### [WORK REQUIRED]
Each line containing the word "JSON" needs to be copied.

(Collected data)

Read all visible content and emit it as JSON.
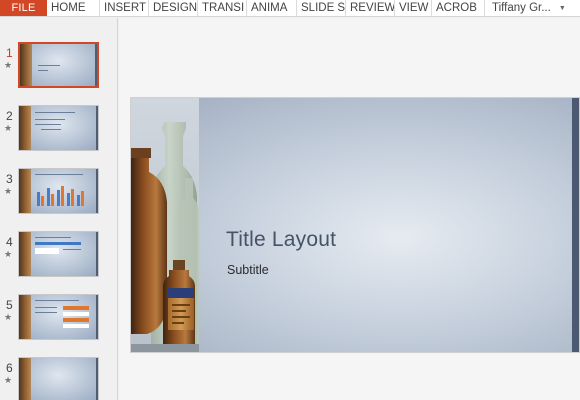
{
  "ribbon": {
    "file_label": "FILE",
    "tabs": [
      "HOME",
      "INSERT",
      "DESIGN",
      "TRANSI",
      "ANIMA",
      "SLIDE S",
      "REVIEW",
      "VIEW",
      "ACROB"
    ],
    "user": "Tiffany Gr...",
    "file_color": "#d24726"
  },
  "thumbnails": [
    {
      "number": "1",
      "star": "★",
      "selected": true
    },
    {
      "number": "2",
      "star": "★",
      "selected": false
    },
    {
      "number": "3",
      "star": "★",
      "selected": false
    },
    {
      "number": "4",
      "star": "★",
      "selected": false
    },
    {
      "number": "5",
      "star": "★",
      "selected": false
    },
    {
      "number": "6",
      "star": "★",
      "selected": false
    }
  ],
  "slide": {
    "title": "Title Layout",
    "subtitle": "Subtitle"
  }
}
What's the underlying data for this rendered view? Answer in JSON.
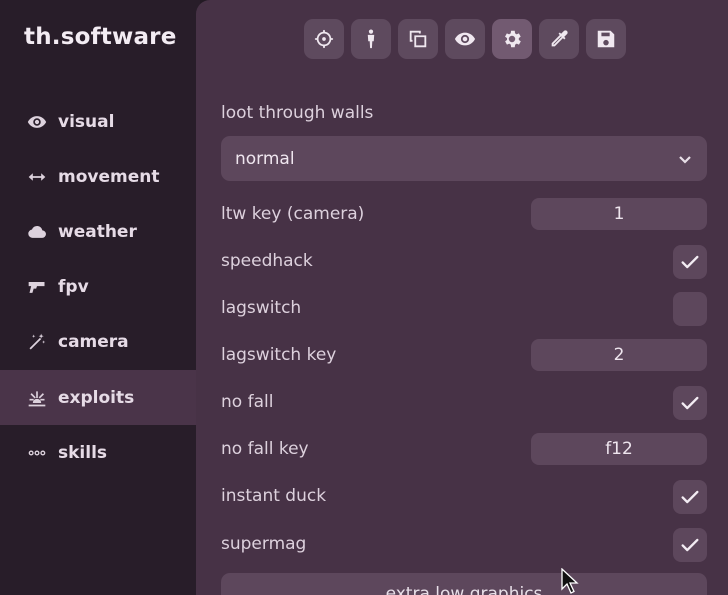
{
  "app": {
    "brand": "th.software"
  },
  "sidebar": {
    "items": [
      {
        "label": "visual",
        "icon": "eye-icon",
        "active": false
      },
      {
        "label": "movement",
        "icon": "arrows-horizontal-icon",
        "active": false
      },
      {
        "label": "weather",
        "icon": "cloud-icon",
        "active": false
      },
      {
        "label": "fpv",
        "icon": "gun-icon",
        "active": false
      },
      {
        "label": "camera",
        "icon": "magic-wand-icon",
        "active": false
      },
      {
        "label": "exploits",
        "icon": "explosion-icon",
        "active": true
      },
      {
        "label": "skills",
        "icon": "dots-icon",
        "active": false
      }
    ]
  },
  "toolbar": {
    "buttons": [
      {
        "icon": "crosshair-icon",
        "active": false
      },
      {
        "icon": "person-icon",
        "active": false
      },
      {
        "icon": "copy-icon",
        "active": false
      },
      {
        "icon": "eye-icon",
        "active": false
      },
      {
        "icon": "gear-icon",
        "active": true
      },
      {
        "icon": "eyedropper-icon",
        "active": false
      },
      {
        "icon": "save-icon",
        "active": false
      }
    ]
  },
  "settings": {
    "loot_through_walls": {
      "label": "loot through walls",
      "value": "normal"
    },
    "ltw_key": {
      "label": "ltw key (camera)",
      "value": "1"
    },
    "speedhack": {
      "label": "speedhack",
      "checked": true
    },
    "lagswitch": {
      "label": "lagswitch",
      "checked": false
    },
    "lagswitch_key": {
      "label": "lagswitch key",
      "value": "2"
    },
    "no_fall": {
      "label": "no fall",
      "checked": true
    },
    "no_fall_key": {
      "label": "no fall key",
      "value": "f12"
    },
    "instant_duck": {
      "label": "instant duck",
      "checked": true
    },
    "supermag": {
      "label": "supermag",
      "checked": true
    },
    "extra_low_graphics": {
      "label": "extra low graphics"
    }
  },
  "colors": {
    "background": "#231a24",
    "sidebar": "#281d29",
    "panel": "#473246",
    "control": "#5d475c",
    "active_nav": "#4a3449"
  }
}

### [WRITTEN ANSWER]
Read all visible content and emit it as JSON.
What's the underlying data for this rendered view? Answer in JSON.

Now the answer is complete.